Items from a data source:
>>>

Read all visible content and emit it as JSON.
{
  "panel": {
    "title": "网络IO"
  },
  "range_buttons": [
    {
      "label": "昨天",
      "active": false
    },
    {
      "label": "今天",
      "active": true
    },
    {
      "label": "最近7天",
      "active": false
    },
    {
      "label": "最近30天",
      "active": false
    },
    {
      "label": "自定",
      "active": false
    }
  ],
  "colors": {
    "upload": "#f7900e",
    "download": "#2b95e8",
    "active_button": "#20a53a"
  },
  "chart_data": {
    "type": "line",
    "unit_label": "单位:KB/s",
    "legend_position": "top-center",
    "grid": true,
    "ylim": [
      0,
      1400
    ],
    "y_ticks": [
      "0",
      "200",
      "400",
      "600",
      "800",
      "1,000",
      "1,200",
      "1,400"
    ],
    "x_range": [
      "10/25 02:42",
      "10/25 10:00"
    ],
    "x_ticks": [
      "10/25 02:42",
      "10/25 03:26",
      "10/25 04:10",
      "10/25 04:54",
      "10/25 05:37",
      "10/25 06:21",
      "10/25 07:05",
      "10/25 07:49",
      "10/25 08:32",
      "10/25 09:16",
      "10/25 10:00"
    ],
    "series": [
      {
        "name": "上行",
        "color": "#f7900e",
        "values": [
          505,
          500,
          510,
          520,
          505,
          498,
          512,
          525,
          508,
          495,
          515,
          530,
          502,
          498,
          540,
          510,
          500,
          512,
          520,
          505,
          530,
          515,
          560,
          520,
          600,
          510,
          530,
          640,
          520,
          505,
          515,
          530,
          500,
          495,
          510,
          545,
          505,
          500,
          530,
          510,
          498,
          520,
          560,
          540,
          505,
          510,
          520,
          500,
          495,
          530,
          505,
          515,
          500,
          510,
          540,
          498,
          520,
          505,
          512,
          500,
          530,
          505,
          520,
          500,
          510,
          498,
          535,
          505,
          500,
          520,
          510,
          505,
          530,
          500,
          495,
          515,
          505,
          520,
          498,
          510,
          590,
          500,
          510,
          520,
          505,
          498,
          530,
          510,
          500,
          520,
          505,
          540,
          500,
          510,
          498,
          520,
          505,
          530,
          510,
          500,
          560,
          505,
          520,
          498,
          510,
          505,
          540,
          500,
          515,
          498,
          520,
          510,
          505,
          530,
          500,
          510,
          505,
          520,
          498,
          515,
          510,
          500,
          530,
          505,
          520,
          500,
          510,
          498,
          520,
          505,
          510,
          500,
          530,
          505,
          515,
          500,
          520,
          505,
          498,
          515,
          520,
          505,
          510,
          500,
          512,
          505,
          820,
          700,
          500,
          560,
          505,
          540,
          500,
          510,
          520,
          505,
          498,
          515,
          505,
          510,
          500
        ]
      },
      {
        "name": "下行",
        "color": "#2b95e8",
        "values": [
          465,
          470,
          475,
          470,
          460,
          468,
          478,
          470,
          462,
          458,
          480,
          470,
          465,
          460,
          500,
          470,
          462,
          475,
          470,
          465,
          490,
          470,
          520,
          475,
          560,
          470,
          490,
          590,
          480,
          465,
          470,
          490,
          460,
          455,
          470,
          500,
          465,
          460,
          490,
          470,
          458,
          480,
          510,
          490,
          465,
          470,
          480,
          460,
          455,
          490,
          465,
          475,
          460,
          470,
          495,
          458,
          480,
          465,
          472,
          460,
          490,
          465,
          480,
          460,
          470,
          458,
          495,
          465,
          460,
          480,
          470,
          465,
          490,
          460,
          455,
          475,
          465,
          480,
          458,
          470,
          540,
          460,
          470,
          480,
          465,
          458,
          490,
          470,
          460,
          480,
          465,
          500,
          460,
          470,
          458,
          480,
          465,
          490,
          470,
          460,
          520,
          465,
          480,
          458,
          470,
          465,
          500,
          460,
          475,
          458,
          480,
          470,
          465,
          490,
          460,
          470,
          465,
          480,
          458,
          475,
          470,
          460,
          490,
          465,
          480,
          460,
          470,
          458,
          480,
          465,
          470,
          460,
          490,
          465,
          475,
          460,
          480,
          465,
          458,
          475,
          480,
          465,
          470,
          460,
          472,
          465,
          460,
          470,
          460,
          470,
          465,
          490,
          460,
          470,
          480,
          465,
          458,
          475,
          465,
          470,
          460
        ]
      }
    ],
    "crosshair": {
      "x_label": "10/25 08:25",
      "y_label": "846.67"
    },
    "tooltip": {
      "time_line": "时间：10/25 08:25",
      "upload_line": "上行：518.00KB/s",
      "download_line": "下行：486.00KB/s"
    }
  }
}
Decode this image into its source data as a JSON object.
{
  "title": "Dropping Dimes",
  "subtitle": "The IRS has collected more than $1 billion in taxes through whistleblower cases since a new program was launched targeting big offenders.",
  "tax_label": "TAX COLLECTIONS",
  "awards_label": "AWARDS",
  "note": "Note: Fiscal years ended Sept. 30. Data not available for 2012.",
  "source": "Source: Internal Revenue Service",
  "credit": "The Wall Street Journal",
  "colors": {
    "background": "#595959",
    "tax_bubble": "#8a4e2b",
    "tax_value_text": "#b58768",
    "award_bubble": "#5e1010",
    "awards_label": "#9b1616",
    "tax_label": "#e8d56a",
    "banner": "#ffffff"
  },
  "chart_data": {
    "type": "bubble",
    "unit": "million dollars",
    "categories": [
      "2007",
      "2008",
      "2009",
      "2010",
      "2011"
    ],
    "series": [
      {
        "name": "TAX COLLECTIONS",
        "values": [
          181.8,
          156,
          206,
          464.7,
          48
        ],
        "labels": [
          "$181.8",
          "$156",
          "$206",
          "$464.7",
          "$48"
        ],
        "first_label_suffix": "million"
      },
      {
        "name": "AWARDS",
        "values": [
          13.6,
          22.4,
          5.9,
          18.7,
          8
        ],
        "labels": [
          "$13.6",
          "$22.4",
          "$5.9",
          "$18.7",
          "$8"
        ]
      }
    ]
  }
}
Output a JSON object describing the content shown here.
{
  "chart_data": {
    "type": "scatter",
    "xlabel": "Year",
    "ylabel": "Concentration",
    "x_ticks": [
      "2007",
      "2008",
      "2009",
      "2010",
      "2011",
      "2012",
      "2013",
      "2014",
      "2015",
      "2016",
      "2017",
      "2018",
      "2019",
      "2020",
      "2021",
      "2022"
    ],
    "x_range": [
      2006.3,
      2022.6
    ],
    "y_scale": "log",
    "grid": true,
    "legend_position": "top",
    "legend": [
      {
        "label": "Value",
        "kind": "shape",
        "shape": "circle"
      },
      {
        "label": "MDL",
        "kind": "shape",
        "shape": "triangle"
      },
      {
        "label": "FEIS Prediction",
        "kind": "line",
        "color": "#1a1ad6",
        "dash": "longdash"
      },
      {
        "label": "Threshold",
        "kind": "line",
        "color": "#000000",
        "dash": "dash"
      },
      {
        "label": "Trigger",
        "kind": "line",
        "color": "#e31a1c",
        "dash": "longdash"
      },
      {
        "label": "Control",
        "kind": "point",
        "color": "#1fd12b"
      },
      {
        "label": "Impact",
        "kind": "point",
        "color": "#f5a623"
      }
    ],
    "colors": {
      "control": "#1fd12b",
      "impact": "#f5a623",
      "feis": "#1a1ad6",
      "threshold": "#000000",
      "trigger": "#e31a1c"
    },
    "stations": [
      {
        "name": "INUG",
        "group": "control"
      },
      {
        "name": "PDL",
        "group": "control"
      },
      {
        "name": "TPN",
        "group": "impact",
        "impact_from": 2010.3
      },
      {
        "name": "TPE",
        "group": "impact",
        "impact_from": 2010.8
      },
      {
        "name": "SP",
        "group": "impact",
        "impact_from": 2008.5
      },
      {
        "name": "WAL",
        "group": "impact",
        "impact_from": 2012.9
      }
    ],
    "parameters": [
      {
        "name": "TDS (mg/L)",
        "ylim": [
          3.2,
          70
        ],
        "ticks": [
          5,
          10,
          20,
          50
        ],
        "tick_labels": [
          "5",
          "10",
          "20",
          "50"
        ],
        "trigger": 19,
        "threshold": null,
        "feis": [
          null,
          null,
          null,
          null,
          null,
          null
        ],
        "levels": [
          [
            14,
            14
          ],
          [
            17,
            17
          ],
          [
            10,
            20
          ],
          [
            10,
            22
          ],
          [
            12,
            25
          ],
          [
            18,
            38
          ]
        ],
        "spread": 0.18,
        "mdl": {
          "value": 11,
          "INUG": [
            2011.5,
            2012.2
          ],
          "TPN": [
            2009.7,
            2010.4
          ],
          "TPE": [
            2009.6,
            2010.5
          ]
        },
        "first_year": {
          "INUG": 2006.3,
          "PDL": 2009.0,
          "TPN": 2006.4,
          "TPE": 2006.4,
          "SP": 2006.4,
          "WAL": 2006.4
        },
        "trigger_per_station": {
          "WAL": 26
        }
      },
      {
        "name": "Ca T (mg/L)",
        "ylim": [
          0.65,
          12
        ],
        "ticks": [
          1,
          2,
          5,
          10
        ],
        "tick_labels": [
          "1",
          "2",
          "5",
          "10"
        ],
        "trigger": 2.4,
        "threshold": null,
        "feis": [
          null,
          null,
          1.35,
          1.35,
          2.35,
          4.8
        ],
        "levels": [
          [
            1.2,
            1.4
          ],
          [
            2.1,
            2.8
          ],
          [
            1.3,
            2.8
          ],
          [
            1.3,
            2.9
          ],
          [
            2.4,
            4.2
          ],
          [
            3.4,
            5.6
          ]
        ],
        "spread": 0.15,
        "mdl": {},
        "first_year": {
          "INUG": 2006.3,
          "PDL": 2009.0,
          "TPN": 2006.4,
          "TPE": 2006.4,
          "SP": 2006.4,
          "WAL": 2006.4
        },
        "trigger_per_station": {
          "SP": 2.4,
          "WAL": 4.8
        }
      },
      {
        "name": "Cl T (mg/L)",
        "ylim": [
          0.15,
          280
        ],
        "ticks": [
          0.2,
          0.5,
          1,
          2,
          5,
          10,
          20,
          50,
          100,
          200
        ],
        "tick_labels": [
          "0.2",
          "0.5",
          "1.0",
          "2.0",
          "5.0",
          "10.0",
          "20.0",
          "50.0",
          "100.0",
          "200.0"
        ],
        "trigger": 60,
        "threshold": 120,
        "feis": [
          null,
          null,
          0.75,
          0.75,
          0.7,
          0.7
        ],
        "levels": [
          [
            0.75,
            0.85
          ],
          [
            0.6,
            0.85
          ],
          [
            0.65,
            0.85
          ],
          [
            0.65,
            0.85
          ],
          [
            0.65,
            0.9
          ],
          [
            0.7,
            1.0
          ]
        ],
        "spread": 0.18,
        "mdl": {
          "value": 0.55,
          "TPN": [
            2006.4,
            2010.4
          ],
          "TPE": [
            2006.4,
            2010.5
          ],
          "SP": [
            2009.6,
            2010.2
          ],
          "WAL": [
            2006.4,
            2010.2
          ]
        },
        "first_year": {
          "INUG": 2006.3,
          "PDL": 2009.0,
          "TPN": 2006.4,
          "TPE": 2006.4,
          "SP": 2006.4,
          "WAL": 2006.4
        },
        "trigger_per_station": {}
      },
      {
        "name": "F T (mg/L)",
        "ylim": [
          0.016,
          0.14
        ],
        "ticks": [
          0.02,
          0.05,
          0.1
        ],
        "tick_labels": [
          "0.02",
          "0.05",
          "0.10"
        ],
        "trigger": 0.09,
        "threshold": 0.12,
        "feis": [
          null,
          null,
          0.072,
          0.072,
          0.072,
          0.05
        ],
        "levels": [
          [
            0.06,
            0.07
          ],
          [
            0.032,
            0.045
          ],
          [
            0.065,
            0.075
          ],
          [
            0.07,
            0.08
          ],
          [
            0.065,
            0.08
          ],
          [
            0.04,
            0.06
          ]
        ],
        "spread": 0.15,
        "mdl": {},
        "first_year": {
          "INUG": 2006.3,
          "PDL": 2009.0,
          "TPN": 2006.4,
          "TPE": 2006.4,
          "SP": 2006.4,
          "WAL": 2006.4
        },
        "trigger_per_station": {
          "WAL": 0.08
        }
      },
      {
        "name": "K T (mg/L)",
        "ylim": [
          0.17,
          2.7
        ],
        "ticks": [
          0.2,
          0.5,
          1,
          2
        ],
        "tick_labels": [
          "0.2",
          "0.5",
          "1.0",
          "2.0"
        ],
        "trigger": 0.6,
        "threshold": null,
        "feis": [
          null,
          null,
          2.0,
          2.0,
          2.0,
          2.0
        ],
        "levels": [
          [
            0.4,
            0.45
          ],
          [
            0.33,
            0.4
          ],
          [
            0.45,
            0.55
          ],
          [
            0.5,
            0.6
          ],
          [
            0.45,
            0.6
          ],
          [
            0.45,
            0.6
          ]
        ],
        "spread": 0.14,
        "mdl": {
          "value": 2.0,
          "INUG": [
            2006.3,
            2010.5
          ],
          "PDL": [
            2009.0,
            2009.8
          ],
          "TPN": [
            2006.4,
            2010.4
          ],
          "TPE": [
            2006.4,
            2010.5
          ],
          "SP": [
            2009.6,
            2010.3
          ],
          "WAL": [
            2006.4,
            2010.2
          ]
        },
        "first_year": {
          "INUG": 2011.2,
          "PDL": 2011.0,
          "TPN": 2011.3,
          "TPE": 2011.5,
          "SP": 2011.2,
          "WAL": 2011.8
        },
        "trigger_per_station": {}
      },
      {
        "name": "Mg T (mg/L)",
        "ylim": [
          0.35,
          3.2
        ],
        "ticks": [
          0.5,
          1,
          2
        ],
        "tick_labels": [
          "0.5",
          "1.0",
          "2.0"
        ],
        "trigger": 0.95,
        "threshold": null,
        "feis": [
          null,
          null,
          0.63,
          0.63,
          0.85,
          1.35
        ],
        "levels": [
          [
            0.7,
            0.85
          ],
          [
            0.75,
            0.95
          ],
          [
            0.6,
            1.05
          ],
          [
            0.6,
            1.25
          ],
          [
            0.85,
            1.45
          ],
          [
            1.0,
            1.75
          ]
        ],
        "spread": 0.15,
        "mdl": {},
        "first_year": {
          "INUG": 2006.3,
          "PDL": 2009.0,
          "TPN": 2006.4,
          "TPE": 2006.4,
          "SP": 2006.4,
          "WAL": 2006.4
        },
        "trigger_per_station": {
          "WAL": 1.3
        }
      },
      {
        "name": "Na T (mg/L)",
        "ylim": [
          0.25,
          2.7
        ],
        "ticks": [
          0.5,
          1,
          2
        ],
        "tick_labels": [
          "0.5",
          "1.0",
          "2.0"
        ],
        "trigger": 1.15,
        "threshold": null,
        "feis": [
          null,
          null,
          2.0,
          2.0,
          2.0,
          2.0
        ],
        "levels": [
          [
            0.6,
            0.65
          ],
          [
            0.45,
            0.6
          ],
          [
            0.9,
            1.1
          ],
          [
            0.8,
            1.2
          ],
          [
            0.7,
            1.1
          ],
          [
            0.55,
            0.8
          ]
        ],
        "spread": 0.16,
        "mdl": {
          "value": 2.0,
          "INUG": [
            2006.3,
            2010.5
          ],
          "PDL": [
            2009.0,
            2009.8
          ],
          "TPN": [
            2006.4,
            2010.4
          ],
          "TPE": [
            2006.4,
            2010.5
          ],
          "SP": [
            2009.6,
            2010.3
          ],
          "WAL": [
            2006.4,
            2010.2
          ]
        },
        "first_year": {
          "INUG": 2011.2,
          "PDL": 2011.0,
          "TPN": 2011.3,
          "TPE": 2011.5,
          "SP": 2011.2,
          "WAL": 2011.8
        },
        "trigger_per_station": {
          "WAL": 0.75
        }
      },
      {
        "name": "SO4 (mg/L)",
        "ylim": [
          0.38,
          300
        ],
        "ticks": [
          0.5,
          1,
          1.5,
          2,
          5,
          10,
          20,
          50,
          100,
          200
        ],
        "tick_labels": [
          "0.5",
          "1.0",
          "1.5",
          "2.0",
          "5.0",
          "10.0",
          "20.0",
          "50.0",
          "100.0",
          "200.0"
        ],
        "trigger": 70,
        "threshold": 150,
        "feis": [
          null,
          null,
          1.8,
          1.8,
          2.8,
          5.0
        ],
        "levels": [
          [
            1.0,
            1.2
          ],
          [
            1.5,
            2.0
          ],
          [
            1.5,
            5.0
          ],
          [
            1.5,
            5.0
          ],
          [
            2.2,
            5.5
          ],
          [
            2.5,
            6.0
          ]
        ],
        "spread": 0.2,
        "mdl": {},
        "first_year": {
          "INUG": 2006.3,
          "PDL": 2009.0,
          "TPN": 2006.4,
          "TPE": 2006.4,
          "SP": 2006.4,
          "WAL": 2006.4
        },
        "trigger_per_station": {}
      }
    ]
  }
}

<<<

Exercise:
Search the entries for the word "million", then gather every line that has it.

Right answer:
    "unit": "million dollars",
        "first_label_suffix": "million"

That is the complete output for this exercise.